Do this:
All of the material should be reproduced exactly, with pictures left out.

Records provided:

____

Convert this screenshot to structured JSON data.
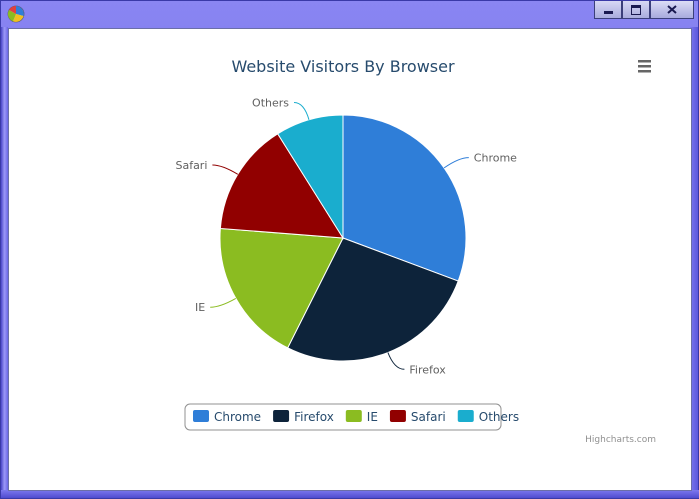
{
  "window": {
    "title": ""
  },
  "chart_data": {
    "type": "pie",
    "title": "Website Visitors By Browser",
    "categories": [
      "Chrome",
      "Firefox",
      "IE",
      "Safari",
      "Others"
    ],
    "values": [
      31,
      27,
      19,
      15,
      9
    ],
    "colors": [
      "#2f7ed8",
      "#0d233a",
      "#8bbc21",
      "#910000",
      "#1aadce"
    ],
    "legend": {
      "placement": "bottom-center",
      "items": [
        "Chrome",
        "Firefox",
        "IE",
        "Safari",
        "Others"
      ]
    },
    "credits": "Highcharts.com",
    "data_labels": true
  },
  "menu": {
    "icon": "hamburger-menu-icon"
  }
}
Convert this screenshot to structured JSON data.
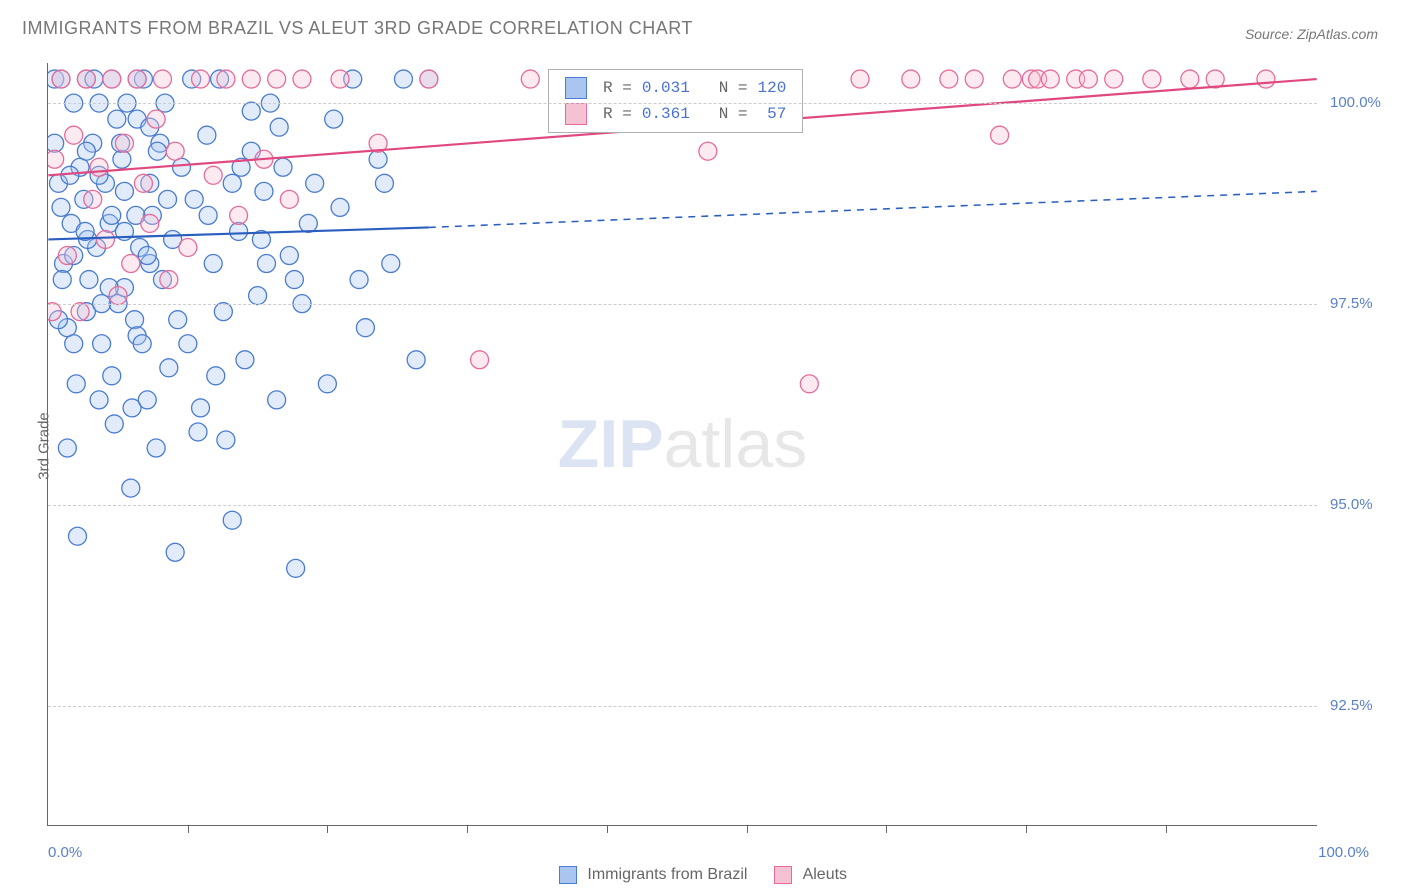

____

Exercise solution:
Convert this screenshot to structured JSON data.
{
  "window": {
    "title": ""
  },
  "chart_data": {
    "type": "pie",
    "title": "Website Visitors By Browser",
    "categories": [
      "Chrome",
      "Firefox",
      "IE",
      "Safari",
      "Others"
    ],
    "values": [
      31,
      27,
      19,
      15,
      9
    ],
    "colors": [
      "#2f7ed8",
      "#0d233a",
      "#8bbc21",
      "#910000",
      "#1aadce"
    ],
    "legend": {
      "placement": "bottom-center",
      "items": [
        "Chrome",
        "Firefox",
        "IE",
        "Safari",
        "Others"
      ]
    },
    "credits": "Highcharts.com",
    "data_labels": true
  },
  "menu": {
    "icon": "hamburger-menu-icon"
  }
}
Convert this screenshot to structured JSON data.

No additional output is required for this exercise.